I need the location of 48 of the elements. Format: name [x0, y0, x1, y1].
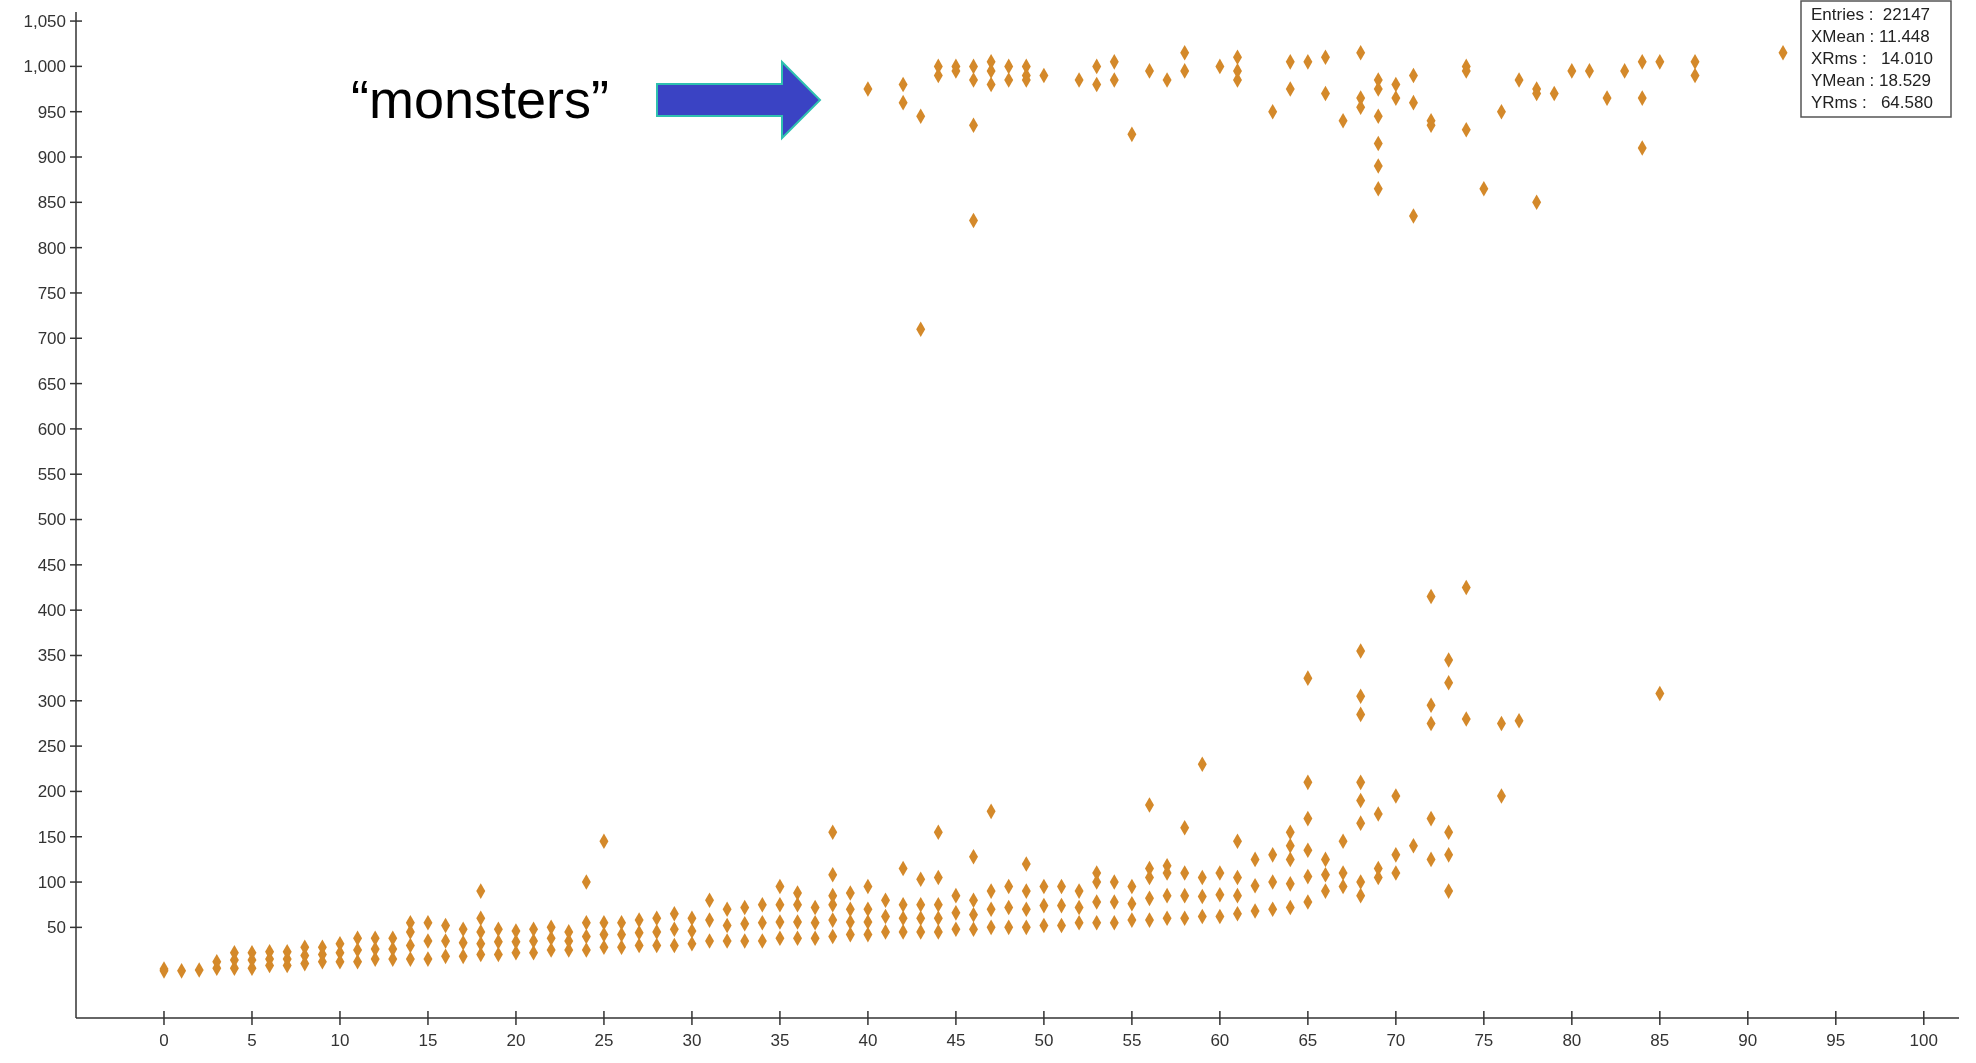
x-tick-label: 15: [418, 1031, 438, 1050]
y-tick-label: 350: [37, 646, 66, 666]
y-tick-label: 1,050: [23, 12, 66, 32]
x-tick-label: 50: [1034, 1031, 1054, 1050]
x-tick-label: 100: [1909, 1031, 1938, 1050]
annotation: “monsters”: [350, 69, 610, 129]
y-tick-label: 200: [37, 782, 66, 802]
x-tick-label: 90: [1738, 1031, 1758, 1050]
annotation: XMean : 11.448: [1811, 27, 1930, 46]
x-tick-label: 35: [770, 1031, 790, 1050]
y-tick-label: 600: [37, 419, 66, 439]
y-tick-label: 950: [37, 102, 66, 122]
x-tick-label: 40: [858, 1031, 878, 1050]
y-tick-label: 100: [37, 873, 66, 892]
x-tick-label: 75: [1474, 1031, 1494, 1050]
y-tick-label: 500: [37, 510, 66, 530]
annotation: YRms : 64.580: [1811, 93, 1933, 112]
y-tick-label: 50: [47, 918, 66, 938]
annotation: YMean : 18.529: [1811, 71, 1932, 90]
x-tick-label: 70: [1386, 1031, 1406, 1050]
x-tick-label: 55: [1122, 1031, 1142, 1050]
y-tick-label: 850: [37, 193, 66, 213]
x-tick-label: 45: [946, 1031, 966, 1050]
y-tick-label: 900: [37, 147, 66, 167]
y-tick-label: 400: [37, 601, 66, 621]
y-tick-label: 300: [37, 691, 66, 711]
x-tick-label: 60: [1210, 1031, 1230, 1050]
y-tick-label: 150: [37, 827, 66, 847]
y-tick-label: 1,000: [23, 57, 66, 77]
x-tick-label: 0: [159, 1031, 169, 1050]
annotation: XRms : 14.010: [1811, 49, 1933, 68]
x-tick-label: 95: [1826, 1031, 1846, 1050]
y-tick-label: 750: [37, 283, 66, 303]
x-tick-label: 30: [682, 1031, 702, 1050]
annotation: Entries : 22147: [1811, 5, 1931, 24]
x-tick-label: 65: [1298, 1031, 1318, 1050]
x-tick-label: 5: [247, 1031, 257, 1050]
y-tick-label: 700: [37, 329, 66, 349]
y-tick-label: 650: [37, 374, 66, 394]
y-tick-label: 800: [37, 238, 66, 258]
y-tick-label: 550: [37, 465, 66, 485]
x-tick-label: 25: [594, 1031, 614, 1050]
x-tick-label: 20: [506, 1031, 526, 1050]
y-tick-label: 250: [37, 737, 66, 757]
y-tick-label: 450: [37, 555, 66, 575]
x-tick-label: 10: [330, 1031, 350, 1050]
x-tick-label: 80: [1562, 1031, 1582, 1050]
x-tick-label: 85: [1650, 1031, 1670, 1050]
* * *
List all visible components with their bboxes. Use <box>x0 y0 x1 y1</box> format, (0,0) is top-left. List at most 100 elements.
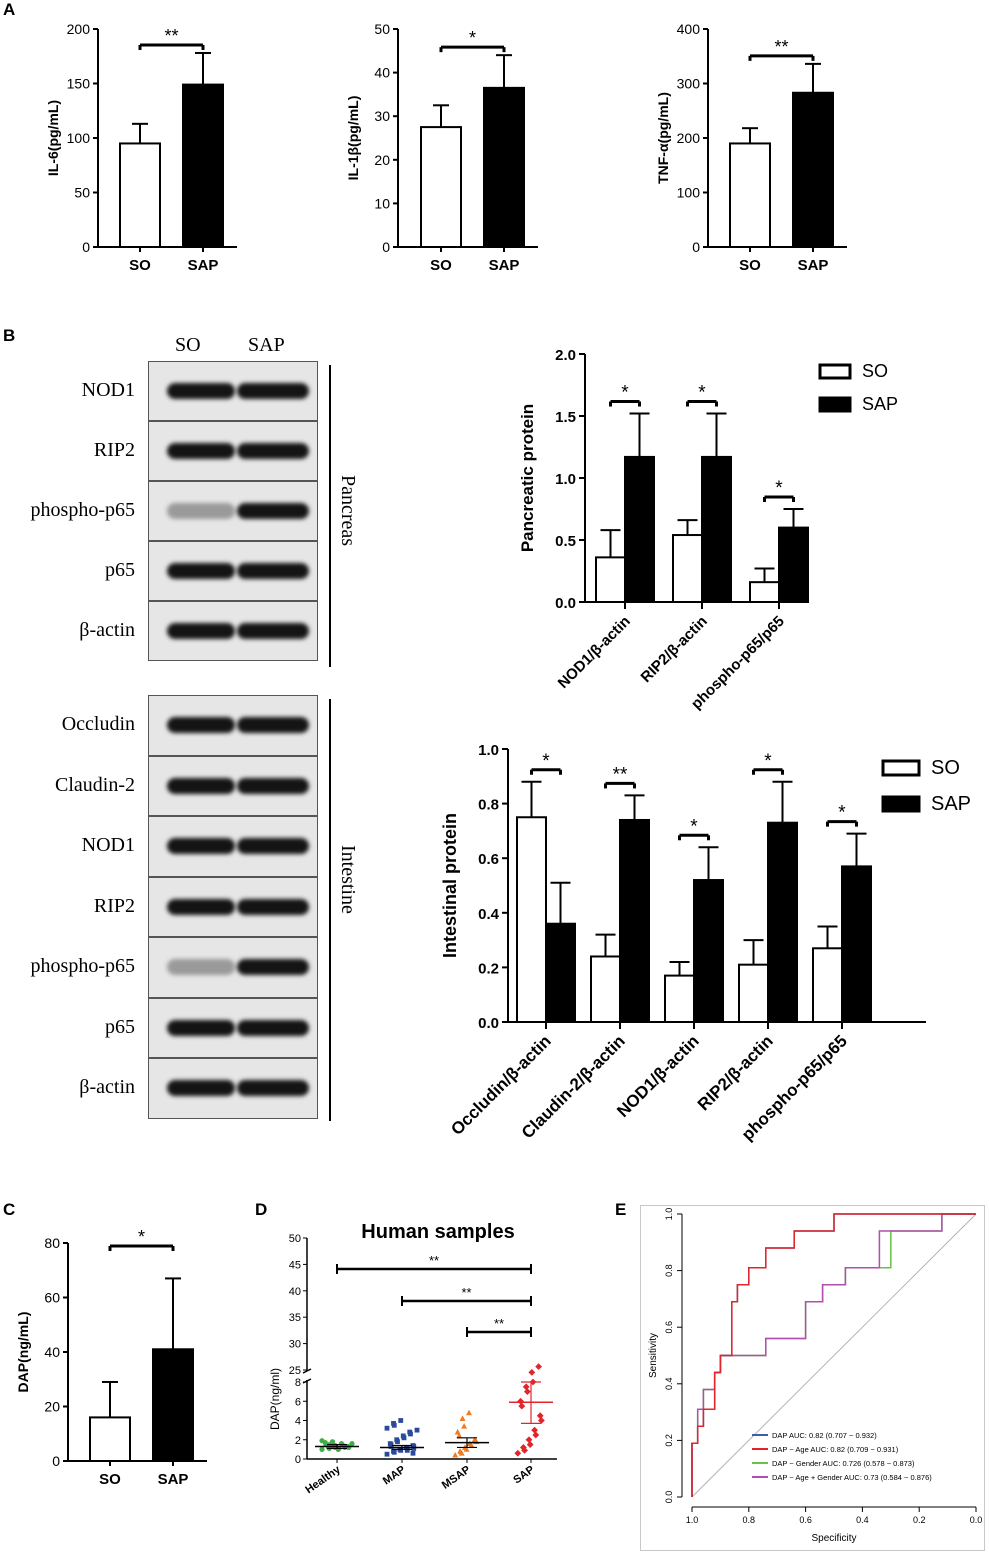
==
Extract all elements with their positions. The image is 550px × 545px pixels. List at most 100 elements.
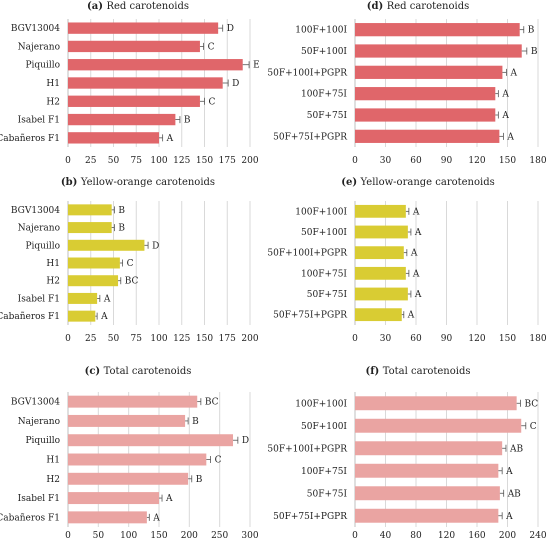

Work to be completed =>
Copy out the lines between the one holding "I need the location" and the one holding "y-tick-label: 700: [37, 329, 66, 349]", inclusive, leaving out the pictures.

Output for this task =>
I need the location of 48 of the elements. Format: name [x0, y0, x1, y1].
x-tick-label: 15: [418, 1031, 438, 1050]
y-tick-label: 350: [37, 646, 66, 666]
y-tick-label: 1,050: [23, 12, 66, 32]
x-tick-label: 50: [1034, 1031, 1054, 1050]
x-tick-label: 100: [1909, 1031, 1938, 1050]
annotation: “monsters”: [350, 69, 610, 129]
y-tick-label: 200: [37, 782, 66, 802]
x-tick-label: 90: [1738, 1031, 1758, 1050]
annotation: XMean : 11.448: [1811, 27, 1930, 46]
x-tick-label: 35: [770, 1031, 790, 1050]
y-tick-label: 600: [37, 419, 66, 439]
y-tick-label: 950: [37, 102, 66, 122]
x-tick-label: 40: [858, 1031, 878, 1050]
y-tick-label: 100: [37, 873, 66, 892]
x-tick-label: 75: [1474, 1031, 1494, 1050]
y-tick-label: 500: [37, 510, 66, 530]
annotation: YRms : 64.580: [1811, 93, 1933, 112]
y-tick-label: 50: [47, 918, 66, 938]
annotation: YMean : 18.529: [1811, 71, 1932, 90]
x-tick-label: 70: [1386, 1031, 1406, 1050]
x-tick-label: 55: [1122, 1031, 1142, 1050]
y-tick-label: 850: [37, 193, 66, 213]
x-tick-label: 45: [946, 1031, 966, 1050]
y-tick-label: 900: [37, 147, 66, 167]
y-tick-label: 400: [37, 601, 66, 621]
y-tick-label: 300: [37, 691, 66, 711]
x-tick-label: 60: [1210, 1031, 1230, 1050]
y-tick-label: 150: [37, 827, 66, 847]
y-tick-label: 1,000: [23, 57, 66, 77]
x-tick-label: 0: [159, 1031, 169, 1050]
annotation: XRms : 14.010: [1811, 49, 1933, 68]
x-tick-label: 95: [1826, 1031, 1846, 1050]
y-tick-label: 750: [37, 283, 66, 303]
x-tick-label: 30: [682, 1031, 702, 1050]
annotation: Entries : 22147: [1811, 5, 1931, 24]
x-tick-label: 65: [1298, 1031, 1318, 1050]
x-tick-label: 5: [247, 1031, 257, 1050]
y-tick-label: 700: [37, 329, 66, 349]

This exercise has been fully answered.